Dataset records
[Start]
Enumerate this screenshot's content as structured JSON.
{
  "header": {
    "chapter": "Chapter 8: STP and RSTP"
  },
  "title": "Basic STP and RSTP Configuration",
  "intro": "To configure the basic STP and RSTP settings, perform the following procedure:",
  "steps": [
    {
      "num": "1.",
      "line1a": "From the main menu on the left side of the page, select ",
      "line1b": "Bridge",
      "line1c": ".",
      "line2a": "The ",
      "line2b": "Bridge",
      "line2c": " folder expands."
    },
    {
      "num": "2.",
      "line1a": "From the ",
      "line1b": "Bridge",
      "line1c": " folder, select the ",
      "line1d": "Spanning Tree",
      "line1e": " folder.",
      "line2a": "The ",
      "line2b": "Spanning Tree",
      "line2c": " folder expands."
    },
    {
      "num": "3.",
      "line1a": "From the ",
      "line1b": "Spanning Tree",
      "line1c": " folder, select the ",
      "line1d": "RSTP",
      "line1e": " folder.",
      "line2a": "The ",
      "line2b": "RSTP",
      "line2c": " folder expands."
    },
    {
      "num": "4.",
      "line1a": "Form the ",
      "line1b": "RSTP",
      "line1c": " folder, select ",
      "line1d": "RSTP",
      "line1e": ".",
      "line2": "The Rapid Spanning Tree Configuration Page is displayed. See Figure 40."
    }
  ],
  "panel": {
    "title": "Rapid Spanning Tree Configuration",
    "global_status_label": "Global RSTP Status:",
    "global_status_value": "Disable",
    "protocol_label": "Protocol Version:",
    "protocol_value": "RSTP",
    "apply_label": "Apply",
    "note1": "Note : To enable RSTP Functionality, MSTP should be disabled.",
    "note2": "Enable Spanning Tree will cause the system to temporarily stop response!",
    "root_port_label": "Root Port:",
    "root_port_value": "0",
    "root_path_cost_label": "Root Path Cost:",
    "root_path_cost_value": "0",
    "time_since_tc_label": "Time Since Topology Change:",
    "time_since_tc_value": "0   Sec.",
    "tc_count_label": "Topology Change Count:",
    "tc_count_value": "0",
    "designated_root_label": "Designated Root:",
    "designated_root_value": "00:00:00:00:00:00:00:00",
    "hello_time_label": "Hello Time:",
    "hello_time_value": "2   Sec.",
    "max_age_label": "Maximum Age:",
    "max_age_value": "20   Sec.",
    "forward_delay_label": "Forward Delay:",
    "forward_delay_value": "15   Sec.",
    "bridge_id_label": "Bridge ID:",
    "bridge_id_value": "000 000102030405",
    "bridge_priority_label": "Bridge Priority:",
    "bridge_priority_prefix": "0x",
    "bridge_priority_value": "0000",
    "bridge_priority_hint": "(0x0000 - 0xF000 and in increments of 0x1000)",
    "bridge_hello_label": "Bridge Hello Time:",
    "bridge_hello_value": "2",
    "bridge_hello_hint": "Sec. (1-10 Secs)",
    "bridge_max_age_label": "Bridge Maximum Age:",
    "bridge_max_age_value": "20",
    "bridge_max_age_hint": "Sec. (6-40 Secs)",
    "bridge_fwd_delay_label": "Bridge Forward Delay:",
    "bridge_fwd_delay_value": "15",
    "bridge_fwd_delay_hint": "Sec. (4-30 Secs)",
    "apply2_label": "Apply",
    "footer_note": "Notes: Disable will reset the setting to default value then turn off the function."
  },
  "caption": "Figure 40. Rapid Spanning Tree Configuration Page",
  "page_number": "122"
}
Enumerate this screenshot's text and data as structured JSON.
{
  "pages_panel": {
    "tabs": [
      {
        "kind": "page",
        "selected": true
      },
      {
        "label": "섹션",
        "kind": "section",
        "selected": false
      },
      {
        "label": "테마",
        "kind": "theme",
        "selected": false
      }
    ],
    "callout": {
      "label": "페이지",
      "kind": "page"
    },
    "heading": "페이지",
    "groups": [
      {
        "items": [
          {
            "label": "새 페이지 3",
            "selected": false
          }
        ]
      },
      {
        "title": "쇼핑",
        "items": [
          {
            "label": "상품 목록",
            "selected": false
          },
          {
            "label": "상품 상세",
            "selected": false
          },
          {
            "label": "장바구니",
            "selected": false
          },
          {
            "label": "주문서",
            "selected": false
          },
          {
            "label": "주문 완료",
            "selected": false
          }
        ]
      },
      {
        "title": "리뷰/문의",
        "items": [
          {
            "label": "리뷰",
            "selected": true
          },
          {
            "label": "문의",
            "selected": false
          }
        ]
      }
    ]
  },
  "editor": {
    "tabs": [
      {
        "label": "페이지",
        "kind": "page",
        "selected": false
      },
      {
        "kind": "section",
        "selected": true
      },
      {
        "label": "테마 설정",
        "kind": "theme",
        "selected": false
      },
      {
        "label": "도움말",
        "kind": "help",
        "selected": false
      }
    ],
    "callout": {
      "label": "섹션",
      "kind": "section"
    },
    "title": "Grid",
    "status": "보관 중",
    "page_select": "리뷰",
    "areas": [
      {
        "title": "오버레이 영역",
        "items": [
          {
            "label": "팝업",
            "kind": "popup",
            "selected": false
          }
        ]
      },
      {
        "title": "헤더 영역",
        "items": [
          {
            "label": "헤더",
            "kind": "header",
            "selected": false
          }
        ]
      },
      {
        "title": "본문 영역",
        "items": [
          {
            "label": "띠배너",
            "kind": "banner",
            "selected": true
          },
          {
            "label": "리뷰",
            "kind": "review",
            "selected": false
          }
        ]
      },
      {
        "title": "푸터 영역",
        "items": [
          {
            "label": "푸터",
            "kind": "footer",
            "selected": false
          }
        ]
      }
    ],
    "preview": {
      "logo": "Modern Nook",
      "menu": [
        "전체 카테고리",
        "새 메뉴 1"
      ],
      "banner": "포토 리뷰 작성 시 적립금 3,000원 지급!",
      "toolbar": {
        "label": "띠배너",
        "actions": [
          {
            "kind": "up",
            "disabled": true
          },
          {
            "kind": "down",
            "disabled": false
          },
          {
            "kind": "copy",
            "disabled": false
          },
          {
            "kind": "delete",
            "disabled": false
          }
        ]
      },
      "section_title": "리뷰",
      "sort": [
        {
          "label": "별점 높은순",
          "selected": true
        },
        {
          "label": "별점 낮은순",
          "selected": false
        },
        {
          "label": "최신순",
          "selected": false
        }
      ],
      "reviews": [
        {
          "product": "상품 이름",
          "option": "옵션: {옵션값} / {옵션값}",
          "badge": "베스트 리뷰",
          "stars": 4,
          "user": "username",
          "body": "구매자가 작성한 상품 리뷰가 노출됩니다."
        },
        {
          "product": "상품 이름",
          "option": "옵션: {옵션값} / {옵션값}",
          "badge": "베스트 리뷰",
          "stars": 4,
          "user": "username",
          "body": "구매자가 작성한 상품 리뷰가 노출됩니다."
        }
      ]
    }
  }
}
[End]
• **TO DO**
Note every line above where the string "Configuration" shows up, and copy those lines.

• **WORKED ANSWER**
  "title": "Basic STP and RSTP Configuration",
      "line2": "The Rapid Spanning Tree Configuration Page is displayed. See Figure 40."
    "title": "Rapid Spanning Tree Configuration",
  "caption": "Figure 40. Rapid Spanning Tree Configuration Page",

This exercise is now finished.